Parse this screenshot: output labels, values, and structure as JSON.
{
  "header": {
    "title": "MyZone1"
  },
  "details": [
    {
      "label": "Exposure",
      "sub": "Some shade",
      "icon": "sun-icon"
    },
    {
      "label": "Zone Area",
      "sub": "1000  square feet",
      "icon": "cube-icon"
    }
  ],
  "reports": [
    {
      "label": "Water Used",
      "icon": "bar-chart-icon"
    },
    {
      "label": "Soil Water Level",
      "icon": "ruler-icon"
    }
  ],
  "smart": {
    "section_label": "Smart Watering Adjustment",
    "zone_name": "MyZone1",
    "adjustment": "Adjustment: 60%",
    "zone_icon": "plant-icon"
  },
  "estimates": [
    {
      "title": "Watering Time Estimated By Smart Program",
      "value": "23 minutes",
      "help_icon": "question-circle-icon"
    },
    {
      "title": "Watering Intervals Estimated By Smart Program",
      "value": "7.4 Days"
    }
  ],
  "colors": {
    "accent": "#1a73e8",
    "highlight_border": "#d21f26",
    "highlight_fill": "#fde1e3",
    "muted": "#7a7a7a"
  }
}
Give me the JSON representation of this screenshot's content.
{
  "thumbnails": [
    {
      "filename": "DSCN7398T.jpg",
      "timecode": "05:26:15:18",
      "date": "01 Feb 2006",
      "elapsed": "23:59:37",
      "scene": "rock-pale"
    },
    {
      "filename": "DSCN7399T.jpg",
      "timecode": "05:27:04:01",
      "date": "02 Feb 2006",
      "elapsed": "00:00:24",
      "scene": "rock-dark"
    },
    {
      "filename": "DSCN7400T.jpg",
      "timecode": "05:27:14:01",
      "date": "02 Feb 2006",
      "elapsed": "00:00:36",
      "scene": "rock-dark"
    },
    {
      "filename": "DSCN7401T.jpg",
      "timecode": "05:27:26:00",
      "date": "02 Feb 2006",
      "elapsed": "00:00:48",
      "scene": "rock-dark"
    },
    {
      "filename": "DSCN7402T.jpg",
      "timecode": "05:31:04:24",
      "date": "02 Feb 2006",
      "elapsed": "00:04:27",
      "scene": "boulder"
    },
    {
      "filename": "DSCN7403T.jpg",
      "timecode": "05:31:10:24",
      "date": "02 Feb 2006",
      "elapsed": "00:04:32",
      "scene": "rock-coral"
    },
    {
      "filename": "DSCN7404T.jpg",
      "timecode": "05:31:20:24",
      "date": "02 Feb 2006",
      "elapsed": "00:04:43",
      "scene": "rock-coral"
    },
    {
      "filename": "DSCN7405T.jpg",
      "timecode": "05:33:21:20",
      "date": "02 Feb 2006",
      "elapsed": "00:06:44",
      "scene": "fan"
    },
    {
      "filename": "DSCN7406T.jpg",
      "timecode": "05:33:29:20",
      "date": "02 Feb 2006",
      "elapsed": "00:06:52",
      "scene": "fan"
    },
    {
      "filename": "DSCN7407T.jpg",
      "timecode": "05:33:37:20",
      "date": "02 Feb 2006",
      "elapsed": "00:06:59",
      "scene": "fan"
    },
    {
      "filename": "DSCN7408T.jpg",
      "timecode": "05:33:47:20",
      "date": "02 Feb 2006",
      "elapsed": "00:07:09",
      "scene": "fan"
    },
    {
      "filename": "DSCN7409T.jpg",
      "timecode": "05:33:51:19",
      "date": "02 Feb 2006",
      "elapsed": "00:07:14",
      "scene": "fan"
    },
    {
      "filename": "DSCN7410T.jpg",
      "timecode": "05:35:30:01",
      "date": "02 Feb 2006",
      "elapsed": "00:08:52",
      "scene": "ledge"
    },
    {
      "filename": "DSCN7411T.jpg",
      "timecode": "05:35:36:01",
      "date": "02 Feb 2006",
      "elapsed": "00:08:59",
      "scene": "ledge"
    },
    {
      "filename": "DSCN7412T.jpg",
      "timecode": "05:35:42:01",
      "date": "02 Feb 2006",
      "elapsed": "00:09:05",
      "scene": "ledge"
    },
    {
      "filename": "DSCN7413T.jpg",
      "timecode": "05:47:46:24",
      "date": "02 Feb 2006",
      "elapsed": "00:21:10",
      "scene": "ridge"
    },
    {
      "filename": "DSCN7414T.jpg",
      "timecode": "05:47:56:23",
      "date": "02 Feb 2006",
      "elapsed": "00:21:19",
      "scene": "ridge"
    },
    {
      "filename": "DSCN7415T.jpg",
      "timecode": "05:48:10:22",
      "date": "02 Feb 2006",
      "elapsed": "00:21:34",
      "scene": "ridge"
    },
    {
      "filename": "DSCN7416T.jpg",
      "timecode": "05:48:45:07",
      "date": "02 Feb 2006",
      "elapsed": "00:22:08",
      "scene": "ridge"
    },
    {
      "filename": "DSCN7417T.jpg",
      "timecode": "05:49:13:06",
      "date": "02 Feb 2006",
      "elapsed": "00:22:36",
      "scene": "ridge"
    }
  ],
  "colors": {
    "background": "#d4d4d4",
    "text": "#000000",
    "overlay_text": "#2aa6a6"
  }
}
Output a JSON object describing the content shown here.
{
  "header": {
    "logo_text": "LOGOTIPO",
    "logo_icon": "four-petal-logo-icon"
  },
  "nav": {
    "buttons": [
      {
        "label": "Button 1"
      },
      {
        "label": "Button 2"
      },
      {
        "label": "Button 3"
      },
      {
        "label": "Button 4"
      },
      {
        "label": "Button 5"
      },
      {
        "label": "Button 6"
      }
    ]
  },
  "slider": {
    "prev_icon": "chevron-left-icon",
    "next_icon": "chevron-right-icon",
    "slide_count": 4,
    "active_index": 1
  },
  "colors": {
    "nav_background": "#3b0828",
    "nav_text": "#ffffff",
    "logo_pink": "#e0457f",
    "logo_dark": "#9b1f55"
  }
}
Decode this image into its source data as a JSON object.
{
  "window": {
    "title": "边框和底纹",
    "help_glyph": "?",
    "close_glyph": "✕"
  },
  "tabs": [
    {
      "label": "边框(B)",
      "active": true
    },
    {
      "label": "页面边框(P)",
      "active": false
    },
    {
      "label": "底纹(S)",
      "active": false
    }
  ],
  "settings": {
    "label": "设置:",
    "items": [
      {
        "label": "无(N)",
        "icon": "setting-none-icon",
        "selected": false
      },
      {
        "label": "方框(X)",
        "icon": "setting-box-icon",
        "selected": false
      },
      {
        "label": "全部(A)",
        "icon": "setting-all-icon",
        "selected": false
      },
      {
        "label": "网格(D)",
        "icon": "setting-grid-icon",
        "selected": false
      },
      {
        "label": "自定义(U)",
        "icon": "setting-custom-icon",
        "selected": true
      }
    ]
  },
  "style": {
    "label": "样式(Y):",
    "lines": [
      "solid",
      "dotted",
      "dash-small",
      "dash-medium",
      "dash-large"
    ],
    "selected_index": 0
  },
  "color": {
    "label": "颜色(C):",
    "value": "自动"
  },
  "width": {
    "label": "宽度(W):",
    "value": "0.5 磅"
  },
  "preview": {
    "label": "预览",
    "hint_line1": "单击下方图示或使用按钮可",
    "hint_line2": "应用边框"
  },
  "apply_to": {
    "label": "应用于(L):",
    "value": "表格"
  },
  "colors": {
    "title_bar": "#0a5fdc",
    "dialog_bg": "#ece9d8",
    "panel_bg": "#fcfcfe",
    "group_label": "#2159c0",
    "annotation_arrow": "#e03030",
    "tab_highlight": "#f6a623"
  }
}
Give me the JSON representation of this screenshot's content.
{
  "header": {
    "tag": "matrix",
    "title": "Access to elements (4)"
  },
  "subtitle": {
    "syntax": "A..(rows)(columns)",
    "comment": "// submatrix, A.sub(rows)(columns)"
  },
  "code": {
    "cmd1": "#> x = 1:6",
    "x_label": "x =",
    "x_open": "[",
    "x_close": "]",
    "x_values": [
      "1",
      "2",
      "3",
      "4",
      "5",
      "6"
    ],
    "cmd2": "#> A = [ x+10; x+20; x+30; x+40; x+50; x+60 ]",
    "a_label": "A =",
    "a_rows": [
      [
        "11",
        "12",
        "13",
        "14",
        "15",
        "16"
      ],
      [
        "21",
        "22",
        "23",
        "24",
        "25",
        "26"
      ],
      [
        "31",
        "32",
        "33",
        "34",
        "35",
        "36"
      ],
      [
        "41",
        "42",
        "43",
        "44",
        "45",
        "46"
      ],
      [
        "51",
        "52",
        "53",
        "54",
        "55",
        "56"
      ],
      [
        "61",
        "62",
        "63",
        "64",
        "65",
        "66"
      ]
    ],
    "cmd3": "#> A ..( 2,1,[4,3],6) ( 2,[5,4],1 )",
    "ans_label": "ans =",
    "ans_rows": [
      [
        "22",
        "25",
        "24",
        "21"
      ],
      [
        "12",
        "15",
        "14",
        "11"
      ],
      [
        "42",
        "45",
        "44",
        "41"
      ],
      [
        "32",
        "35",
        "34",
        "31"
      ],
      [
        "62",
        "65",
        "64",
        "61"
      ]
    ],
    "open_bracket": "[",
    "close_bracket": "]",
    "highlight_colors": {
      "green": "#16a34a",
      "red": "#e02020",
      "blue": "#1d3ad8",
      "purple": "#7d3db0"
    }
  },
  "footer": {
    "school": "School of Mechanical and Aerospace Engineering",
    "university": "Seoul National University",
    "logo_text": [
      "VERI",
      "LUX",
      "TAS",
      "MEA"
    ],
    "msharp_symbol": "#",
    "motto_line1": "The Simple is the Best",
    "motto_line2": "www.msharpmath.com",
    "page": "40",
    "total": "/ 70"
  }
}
● ● ● ● ●
### EXERCISE DESCRIPTION
Only lines with the word "chevron" are wanted, so copy each one from the records.

### RESPONSE TO THE TASK
    "prev_icon": "chevron-left-icon",
    "next_icon": "chevron-right-icon",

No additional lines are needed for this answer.